## Extracted text
DARC Corporate Consortium: [PS] High-Performance Computing - High-Productivity Servers, Clusters and Supercomputers

SGI® NUMAflex® Architecture

• Up to 24 TB globally addressable memory
• All memory in system addressable by any processor
• Best message passing performance too

Most PC users have learned already that they have more to gain by adding memory in their systems than by adding compute power—this is even more true in supercomputing. SGI Altix offers the industry's most scalable memory architecture, offering up to 24TB of globally addressable memory in a system. This is in stark contrast to clustered architectures where addressable memory is typically limited to 32GB.

Graph explaining how global shared memory allows access to all data in the system's memory directly.

Graph explaining how traditional clusters must pass copies of data since the memory is not shared.

## What is being asked
Extend the page on SGI's NUMAflex memory architecture, continuing after its last line about traditional clusters passing copies of data.

## Record excerpts
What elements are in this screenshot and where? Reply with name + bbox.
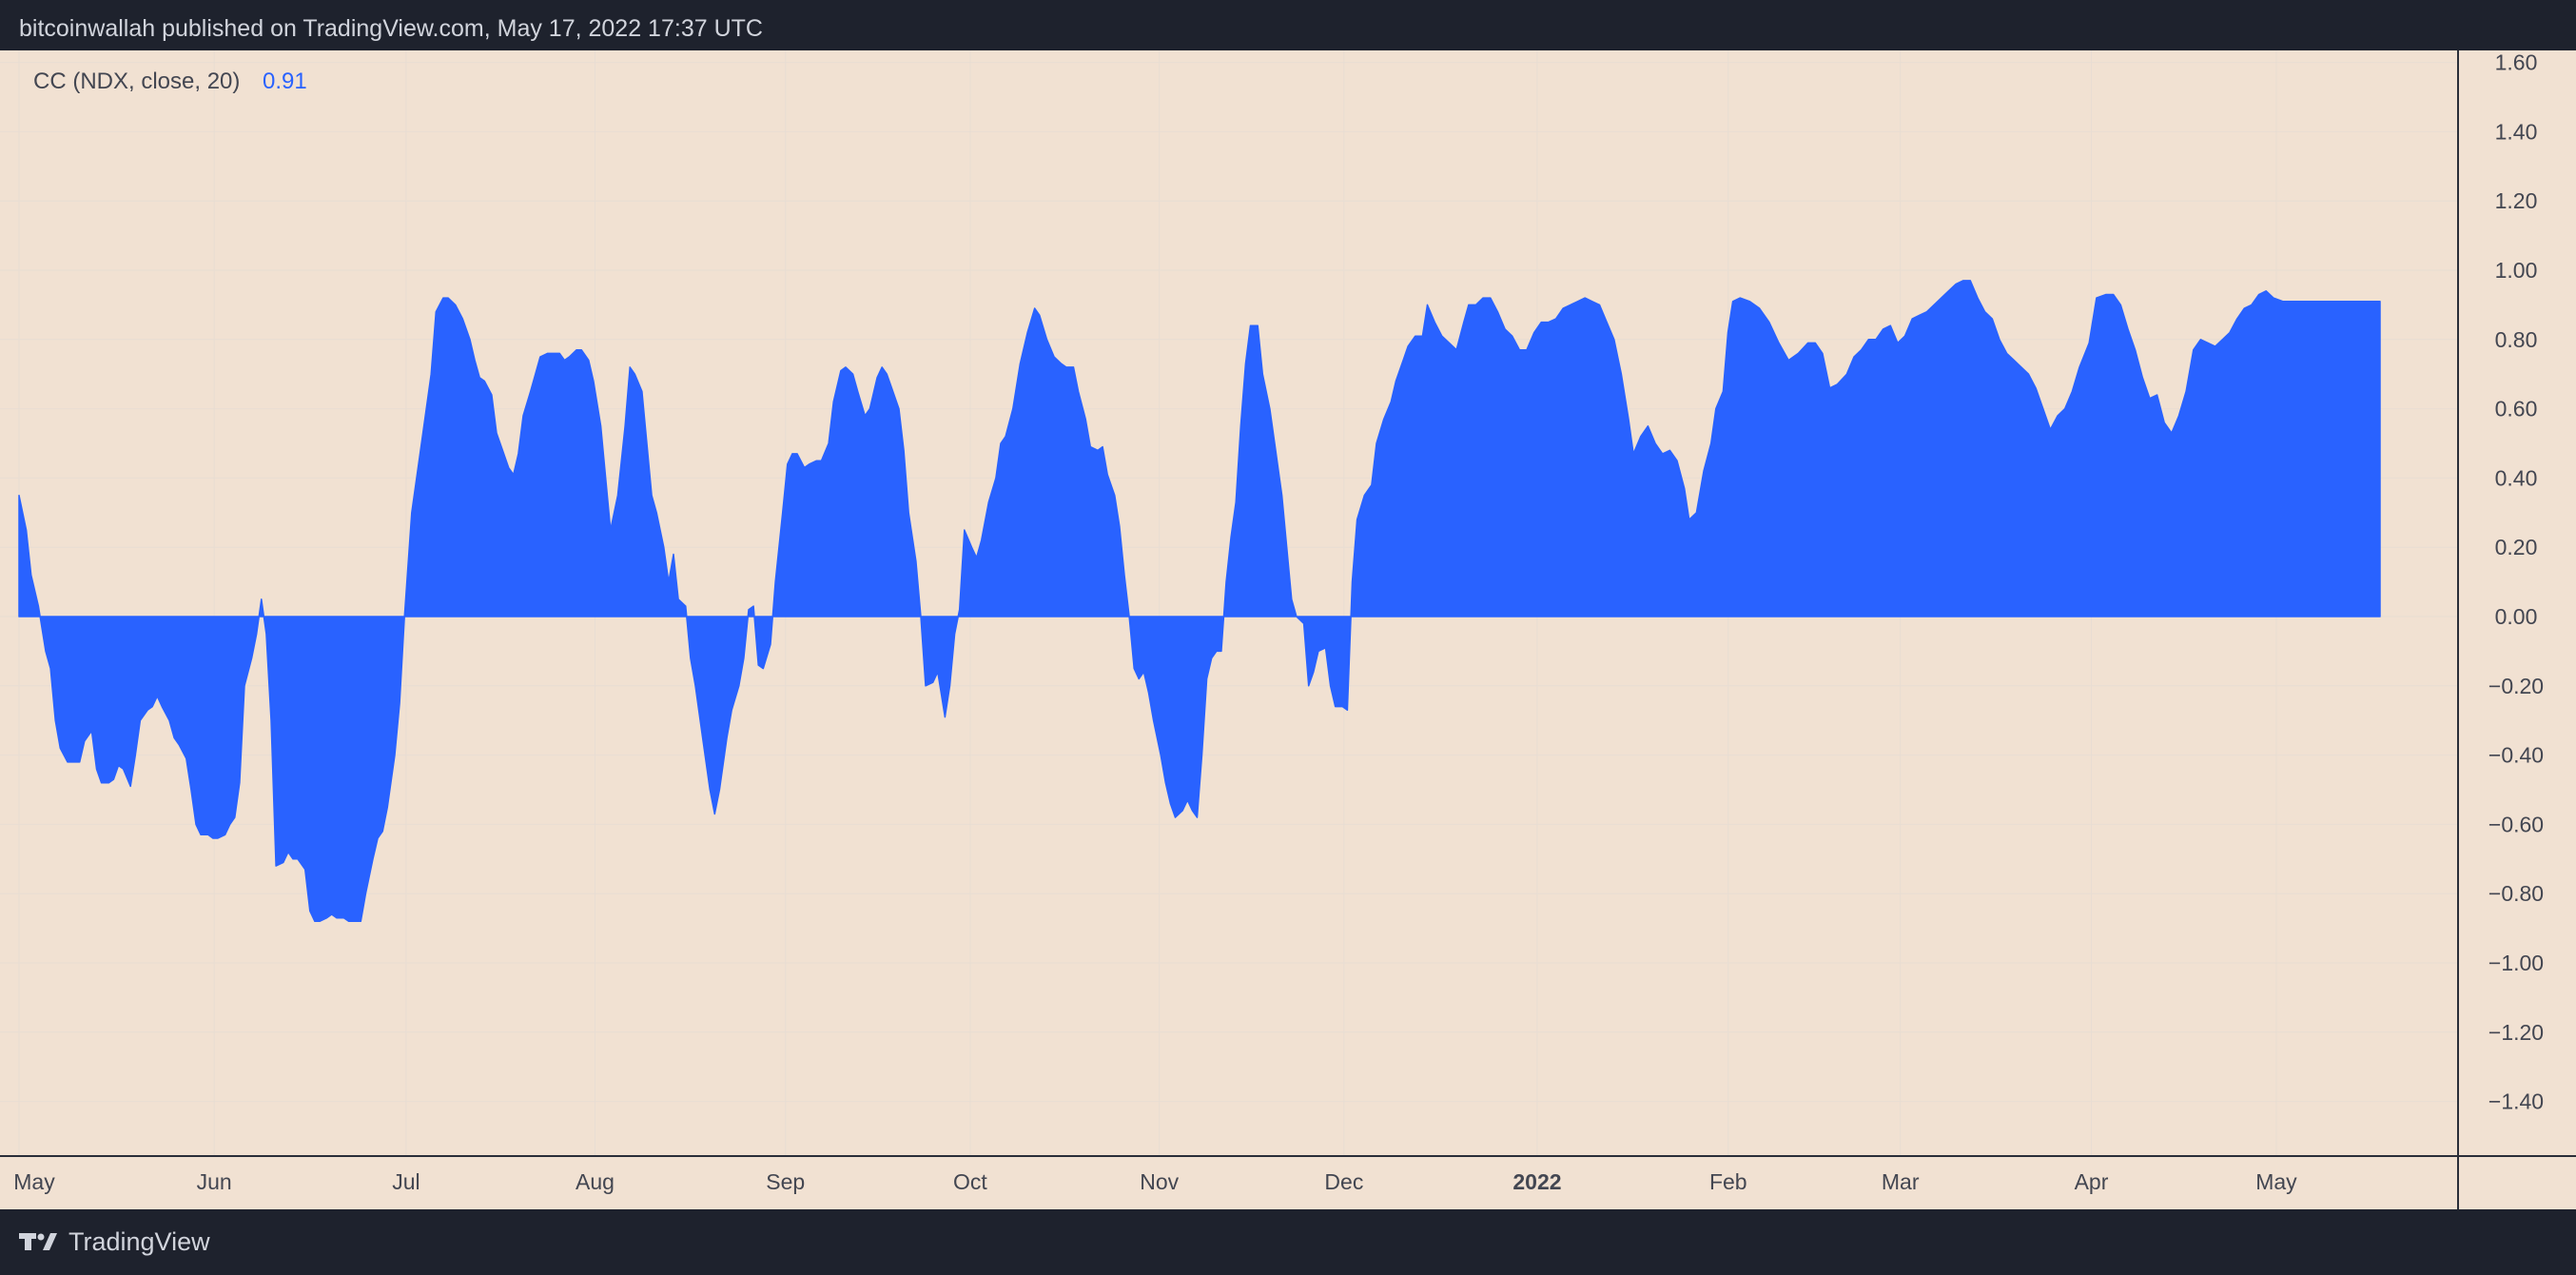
x-axis-tick-labels: May Jun Jul Aug Sep Oct Nov Dec 2022 Feb Mar Apr May	[13, 1169, 2297, 1194]
y-tick-label: −1.40	[2488, 1089, 2544, 1114]
x-tick-label: Jul	[392, 1169, 420, 1194]
y-tick-label: 0.80	[2495, 327, 2538, 352]
y-tick-label: −0.80	[2488, 881, 2544, 906]
y-tick-label: −0.40	[2488, 743, 2544, 768]
correlation-area	[18, 280, 2381, 923]
x-tick-label: Mar	[1882, 1169, 1920, 1194]
x-tick-label: Aug	[576, 1169, 615, 1194]
x-tick-label: 2022	[1512, 1169, 1561, 1194]
indicator-label: CC (NDX, close, 20)	[33, 69, 240, 94]
y-tick-label: 1.20	[2495, 188, 2538, 213]
x-tick-label: Jun	[197, 1169, 232, 1194]
brand-name[interactable]: TradingView	[68, 1227, 210, 1256]
x-tick-label: Feb	[1709, 1169, 1747, 1194]
y-tick-label: 1.40	[2495, 119, 2538, 144]
y-tick-label: 0.00	[2495, 604, 2538, 629]
x-tick-label: May	[2255, 1169, 2297, 1194]
y-tick-label: 1.60	[2495, 50, 2538, 75]
chart-frame: 1.60 1.40 1.20 1.00 0.80 0.60 0.40 0.20 0.00 −0.2…	[0, 50, 2576, 1209]
correlation-chart[interactable]: 1.60 1.40 1.20 1.00 0.80 0.60 0.40 0.20 0.00 −0.2…	[0, 50, 2576, 1209]
x-tick-label: Apr	[2075, 1169, 2109, 1194]
y-tick-label: −0.60	[2488, 812, 2544, 836]
x-tick-label: Nov	[1140, 1169, 1179, 1194]
footer: TradingView	[0, 1209, 2576, 1275]
y-tick-label: −1.00	[2488, 951, 2544, 975]
indicator-value: 0.91	[263, 69, 307, 94]
x-tick-label: Oct	[953, 1169, 987, 1194]
y-axis-tick-labels: 1.60 1.40 1.20 1.00 0.80 0.60 0.40 0.20 0.00 −0.2…	[2488, 50, 2544, 1114]
publisher-header: bitcoinwallah published on TradingView.c…	[19, 15, 763, 42]
y-tick-label: 0.20	[2495, 535, 2538, 559]
y-tick-label: 0.40	[2495, 465, 2538, 490]
tradingview-logo-icon[interactable]	[19, 1231, 59, 1254]
y-tick-label: −0.20	[2488, 674, 2544, 698]
x-tick-label: Dec	[1324, 1169, 1363, 1194]
y-tick-label: 0.60	[2495, 397, 2538, 422]
y-tick-label: 1.00	[2495, 258, 2538, 283]
x-tick-label: May	[13, 1169, 55, 1194]
y-tick-label: −1.20	[2488, 1020, 2544, 1045]
x-tick-label: Sep	[766, 1169, 805, 1194]
plot-background	[0, 50, 2576, 1209]
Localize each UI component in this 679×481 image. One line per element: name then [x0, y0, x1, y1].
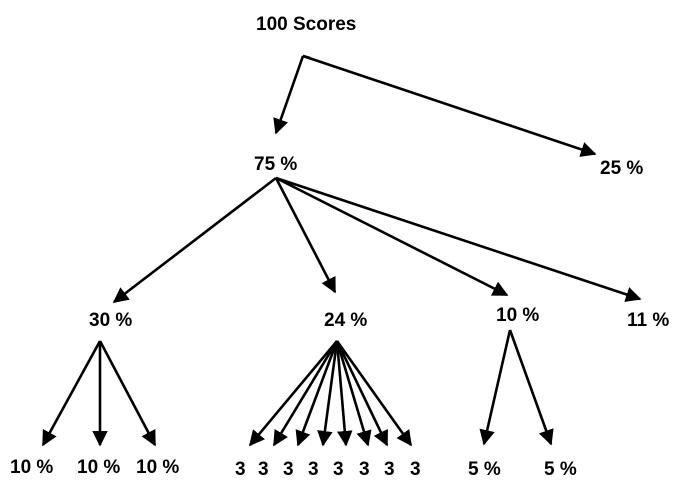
edge-30-to-leaf-1 — [41, 340, 102, 447]
edge-24-to-leaf-4 — [317, 340, 339, 447]
edge-24-to-leaf-2 — [272, 340, 339, 447]
edge-root-to-25 — [302, 54, 597, 157]
leaf-24-6-label: 3 — [359, 459, 370, 480]
edge-24-to-leaf-8 — [335, 340, 413, 447]
node-11-label: 11 % — [627, 310, 670, 331]
leaf-30-1-label: 10 % — [10, 457, 54, 478]
edge-75-to-30 — [112, 176, 277, 304]
root-stub — [302, 54, 311, 60]
edge-24-to-leaf-7 — [335, 340, 389, 447]
edge-75-to-10 — [275, 176, 509, 297]
edge-24-to-leaf-1 — [248, 340, 338, 447]
node-75-label: 75 % — [254, 154, 298, 175]
leaf-24-1-label: 3 — [235, 459, 246, 480]
root-label: 100 Scores — [256, 14, 357, 35]
edge-24-to-leaf-5 — [335, 340, 353, 447]
leaf-24-7-label: 3 — [384, 459, 395, 480]
edge-30-to-leaf-3 — [98, 340, 157, 447]
edge-75-to-11 — [275, 176, 642, 302]
node-24-label: 24 % — [324, 310, 368, 331]
edge-24-to-leaf-6 — [335, 340, 372, 447]
leaf-24-5-label: 3 — [333, 459, 344, 480]
edge-10-to-leaf-2 — [508, 329, 554, 446]
leaf-10-2-label: 5 % — [544, 459, 577, 480]
edge-10-to-leaf-1 — [479, 329, 512, 446]
edges-group — [41, 54, 642, 447]
node-10-label: 10 % — [496, 305, 540, 326]
edge-root-to-75 — [273, 55, 305, 135]
leaf-24-3-label: 3 — [283, 459, 294, 480]
edge-75-to-24 — [274, 177, 337, 294]
node-30-label: 30 % — [89, 310, 133, 331]
edge-24-to-leaf-3 — [295, 340, 339, 447]
leaf-24-4-label: 3 — [308, 459, 319, 480]
leaf-10-1-label: 5 % — [468, 459, 501, 480]
leaf-30-2-label: 10 % — [77, 457, 121, 478]
node-25-label: 25 % — [600, 158, 644, 179]
leaf-30-3-label: 10 % — [136, 457, 180, 478]
leaf-24-2-label: 3 — [258, 459, 269, 480]
leaf-24-8-label: 3 — [410, 459, 421, 480]
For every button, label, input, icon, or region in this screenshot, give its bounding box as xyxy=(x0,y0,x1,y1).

## Answer
Systems with global shared memory allow access to all data in the system's memory directly and efficiently, without having to move data through I/O or networking bottlenecks. The impact can be dramatic. For example, the latency or 'wait times' for messages that must go through system I/O are on the order of 1000 to 10000 greater than communication within the memory domain. To overcome this, clusters without global shared memory must instead pass copies of data, often in the form of messages, which can greatly complicate programming and slow down performance by increasing the time processors must wait for data.

Why does this matter? Users can do more and get results sooner. Entire databases can be driven directly out of memory. Hardware and software costs are lower. System administrators and users spend less time feeding and tuning the cluster. Developers have new flexibility to choose any programming model for application scalability. And it's all standards-based Linux. Read more about how SGI's customers and partners have already proven the benefits of Global Shared memory in a variety of industries.

Message Passing Performance:
Latency and Bandwidth performance of common interconnect technologies

Technology	Vendor	MPI latency usec, short msg	Bandwidth per link (unidirectional, MB/s)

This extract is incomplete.